** BEGIN **
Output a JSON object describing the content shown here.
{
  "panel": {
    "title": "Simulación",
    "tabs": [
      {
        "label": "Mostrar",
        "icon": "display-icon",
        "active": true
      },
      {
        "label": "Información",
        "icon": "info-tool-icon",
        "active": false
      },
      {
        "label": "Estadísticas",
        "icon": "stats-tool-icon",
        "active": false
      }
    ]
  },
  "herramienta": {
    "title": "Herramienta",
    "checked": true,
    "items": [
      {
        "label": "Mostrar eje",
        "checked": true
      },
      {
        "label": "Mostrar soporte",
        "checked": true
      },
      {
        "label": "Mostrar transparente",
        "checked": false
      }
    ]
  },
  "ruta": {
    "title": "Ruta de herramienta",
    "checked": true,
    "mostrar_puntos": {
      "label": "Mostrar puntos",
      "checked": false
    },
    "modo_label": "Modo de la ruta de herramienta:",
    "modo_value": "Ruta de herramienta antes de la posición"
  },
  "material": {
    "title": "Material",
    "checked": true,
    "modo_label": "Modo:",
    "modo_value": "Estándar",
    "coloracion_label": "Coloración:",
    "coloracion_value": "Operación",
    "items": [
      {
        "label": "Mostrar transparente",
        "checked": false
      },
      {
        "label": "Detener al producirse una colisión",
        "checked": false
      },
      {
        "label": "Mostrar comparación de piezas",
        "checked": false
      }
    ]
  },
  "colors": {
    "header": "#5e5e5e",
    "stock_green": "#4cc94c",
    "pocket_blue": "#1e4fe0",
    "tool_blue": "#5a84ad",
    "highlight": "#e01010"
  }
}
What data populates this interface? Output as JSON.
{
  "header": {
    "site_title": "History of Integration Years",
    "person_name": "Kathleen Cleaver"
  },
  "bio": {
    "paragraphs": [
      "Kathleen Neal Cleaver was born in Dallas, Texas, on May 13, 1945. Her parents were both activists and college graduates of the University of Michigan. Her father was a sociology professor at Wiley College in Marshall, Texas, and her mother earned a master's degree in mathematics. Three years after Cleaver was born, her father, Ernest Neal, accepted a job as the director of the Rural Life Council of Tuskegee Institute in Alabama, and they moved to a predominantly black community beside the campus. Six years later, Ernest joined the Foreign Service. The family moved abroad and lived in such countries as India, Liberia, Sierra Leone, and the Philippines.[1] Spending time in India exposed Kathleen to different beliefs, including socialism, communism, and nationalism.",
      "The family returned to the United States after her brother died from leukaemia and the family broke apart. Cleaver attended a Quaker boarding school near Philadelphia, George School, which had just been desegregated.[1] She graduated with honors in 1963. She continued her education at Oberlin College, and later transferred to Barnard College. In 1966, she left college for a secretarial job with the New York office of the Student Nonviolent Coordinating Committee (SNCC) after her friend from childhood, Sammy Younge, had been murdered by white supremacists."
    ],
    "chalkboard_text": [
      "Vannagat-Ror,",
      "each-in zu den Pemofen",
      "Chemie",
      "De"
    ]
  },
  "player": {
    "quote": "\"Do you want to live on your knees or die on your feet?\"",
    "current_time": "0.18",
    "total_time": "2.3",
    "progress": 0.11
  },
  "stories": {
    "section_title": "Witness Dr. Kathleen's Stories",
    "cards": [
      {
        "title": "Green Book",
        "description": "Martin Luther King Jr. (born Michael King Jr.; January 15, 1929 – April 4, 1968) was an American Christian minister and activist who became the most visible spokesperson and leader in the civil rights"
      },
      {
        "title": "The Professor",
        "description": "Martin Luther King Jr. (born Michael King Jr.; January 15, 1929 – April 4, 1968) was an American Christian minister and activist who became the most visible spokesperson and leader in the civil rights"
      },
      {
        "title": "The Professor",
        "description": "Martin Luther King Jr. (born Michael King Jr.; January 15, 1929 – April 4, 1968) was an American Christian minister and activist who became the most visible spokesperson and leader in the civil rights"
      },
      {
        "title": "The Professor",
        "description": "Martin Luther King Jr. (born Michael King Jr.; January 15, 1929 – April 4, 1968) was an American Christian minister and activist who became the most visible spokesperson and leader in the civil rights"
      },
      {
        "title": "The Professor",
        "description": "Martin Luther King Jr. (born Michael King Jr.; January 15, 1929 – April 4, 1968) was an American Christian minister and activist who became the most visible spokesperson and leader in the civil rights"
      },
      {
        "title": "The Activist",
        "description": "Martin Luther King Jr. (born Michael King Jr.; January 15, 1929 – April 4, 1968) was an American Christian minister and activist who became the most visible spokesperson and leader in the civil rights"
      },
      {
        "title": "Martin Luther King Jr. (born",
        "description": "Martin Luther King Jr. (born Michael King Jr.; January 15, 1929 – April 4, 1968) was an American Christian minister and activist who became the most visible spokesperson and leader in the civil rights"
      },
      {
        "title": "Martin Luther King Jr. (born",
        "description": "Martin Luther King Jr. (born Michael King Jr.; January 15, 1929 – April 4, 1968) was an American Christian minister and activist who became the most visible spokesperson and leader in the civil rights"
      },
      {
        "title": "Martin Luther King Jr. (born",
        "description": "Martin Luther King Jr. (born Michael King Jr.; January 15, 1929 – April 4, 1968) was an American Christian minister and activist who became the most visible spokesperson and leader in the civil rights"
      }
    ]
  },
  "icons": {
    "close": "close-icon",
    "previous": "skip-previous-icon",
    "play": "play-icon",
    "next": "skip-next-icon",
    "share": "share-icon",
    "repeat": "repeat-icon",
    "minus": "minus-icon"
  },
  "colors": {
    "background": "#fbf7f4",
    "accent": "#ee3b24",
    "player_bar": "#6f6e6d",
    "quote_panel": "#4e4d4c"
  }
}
** END **
*Description of the task*
All of the lines above must be returned exactly.

*Complete response*
Output a JSON object describing the content shown here.
{
  "panel": {
    "title": "Simulación",
    "tabs": [
      {
        "label": "Mostrar",
        "icon": "display-icon",
        "active": true
      },
      {
        "label": "Información",
        "icon": "info-tool-icon",
        "active": false
      },
      {
        "label": "Estadísticas",
        "icon": "stats-tool-icon",
        "active": false
      }
    ]
  },
  "herramienta": {
    "title": "Herramienta",
    "checked": true,
    "items": [
      {
        "label": "Mostrar eje",
        "checked": true
      },
      {
        "label": "Mostrar soporte",
        "checked": true
      },
      {
        "label": "Mostrar transparente",
        "checked": false
      }
    ]
  },
  "ruta": {
    "title": "Ruta de herramienta",
    "checked": true,
    "mostrar_puntos": {
      "label": "Mostrar puntos",
      "checked": false
    },
    "modo_label": "Modo de la ruta de herramienta:",
    "modo_value": "Ruta de herramienta antes de la posición"
  },
  "material": {
    "title": "Material",
    "checked": true,
    "modo_label": "Modo:",
    "modo_value": "Estándar",
    "coloracion_label": "Coloración:",
    "coloracion_value": "Operación",
    "items": [
      {
        "label": "Mostrar transparente",
        "checked": false
      },
      {
        "label": "Detener al producirse una colisión",
        "checked": false
      },
      {
        "label": "Mostrar comparación de piezas",
        "checked": false
      }
    ]
  },
  "colors": {
    "header": "#5e5e5e",
    "stock_green": "#4cc94c",
    "pocket_blue": "#1e4fe0",
    "tool_blue": "#5a84ad",
    "highlight": "#e01010"
  }
}
What data populates this interface? Output as JSON.
{
  "header": {
    "site_title": "History of Integration Years",
    "person_name": "Kathleen Cleaver"
  },
  "bio": {
    "paragraphs": [
      "Kathleen Neal Cleaver was born in Dallas, Texas, on May 13, 1945. Her parents were both activists and college graduates of the University of Michigan. Her father was a sociology professor at Wiley College in Marshall, Texas, and her mother earned a master's degree in mathematics. Three years after Cleaver was born, her father, Ernest Neal, accepted a job as the director of the Rural Life Council of Tuskegee Institute in Alabama, and they moved to a predominantly black community beside the campus. Six years later, Ernest joined the Foreign Service. The family moved abroad and lived in such countries as India, Liberia, Sierra Leone, and the Philippines.[1] Spending time in India exposed Kathleen to different beliefs, including socialism, communism, and nationalism.",
      "The family returned to the United States after her brother died from leukaemia and the family broke apart. Cleaver attended a Quaker boarding school near Philadelphia, George School, which had just been desegregated.[1] She graduated with honors in 1963. She continued her education at Oberlin College, and later transferred to Barnard College. In 1966, she left college for a secretarial job with the New York office of the Student Nonviolent Coordinating Committee (SNCC) after her friend from childhood, Sammy Younge, had been murdered by white supremacists."
    ],
    "chalkboard_text": [
      "Vannagat-Ror,",
      "each-in zu den Pemofen",
      "Chemie",
      "De"
    ]
  },
  "player": {
    "quote": "\"Do you want to live on your knees or die on your feet?\"",
    "current_time": "0.18",
    "total_time": "2.3",
    "progress": 0.11
  },
  "stories": {
    "section_title": "Witness Dr. Kathleen's Stories",
    "cards": [
      {
        "title": "Green Book",
        "description": "Martin Luther King Jr. (born Michael King Jr.; January 15, 1929 – April 4, 1968) was an American Christian minister and activist who became the most visible spokesperson and leader in the civil rights"
      },
      {
        "title": "The Professor",
        "description": "Martin Luther King Jr. (born Michael King Jr.; January 15, 1929 – April 4, 1968) was an American Christian minister and activist who became the most visible spokesperson and leader in the civil rights"
      },
      {
        "title": "The Professor",
        "description": "Martin Luther King Jr. (born Michael King Jr.; January 15, 1929 – April 4, 1968) was an American Christian minister and activist who became the most visible spokesperson and leader in the civil rights"
      },
      {
        "title": "The Professor",
        "description": "Martin Luther King Jr. (born Michael King Jr.; January 15, 1929 – April 4, 1968) was an American Christian minister and activist who became the most visible spokesperson and leader in the civil rights"
      },
      {
        "title": "The Professor",
        "description": "Martin Luther King Jr. (born Michael King Jr.; January 15, 1929 – April 4, 1968) was an American Christian minister and activist who became the most visible spokesperson and leader in the civil rights"
      },
      {
        "title": "The Activist",
        "description": "Martin Luther King Jr. (born Michael King Jr.; January 15, 1929 – April 4, 1968) was an American Christian minister and activist who became the most visible spokesperson and leader in the civil rights"
      },
      {
        "title": "Martin Luther King Jr. (born",
        "description": "Martin Luther King Jr. (born Michael King Jr.; January 15, 1929 – April 4, 1968) was an American Christian minister and activist who became the most visible spokesperson and leader in the civil rights"
      },
      {
        "title": "Martin Luther King Jr. (born",
        "description": "Martin Luther King Jr. (born Michael King Jr.; January 15, 1929 – April 4, 1968) was an American Christian minister and activist who became the most visible spokesperson and leader in the civil rights"
      },
      {
        "title": "Martin Luther King Jr. (born",
        "description": "Martin Luther King Jr. (born Michael King Jr.; January 15, 1929 – April 4, 1968) was an American Christian minister and activist who became the most visible spokesperson and leader in the civil rights"
      }
    ]
  },
  "icons": {
    "close": "close-icon",
    "previous": "skip-previous-icon",
    "play": "play-icon",
    "next": "skip-next-icon",
    "share": "share-icon",
    "repeat": "repeat-icon",
    "minus": "minus-icon"
  },
  "colors": {
    "background": "#fbf7f4",
    "accent": "#ee3b24",
    "player_bar": "#6f6e6d",
    "quote_panel": "#4e4d4c"
  }
}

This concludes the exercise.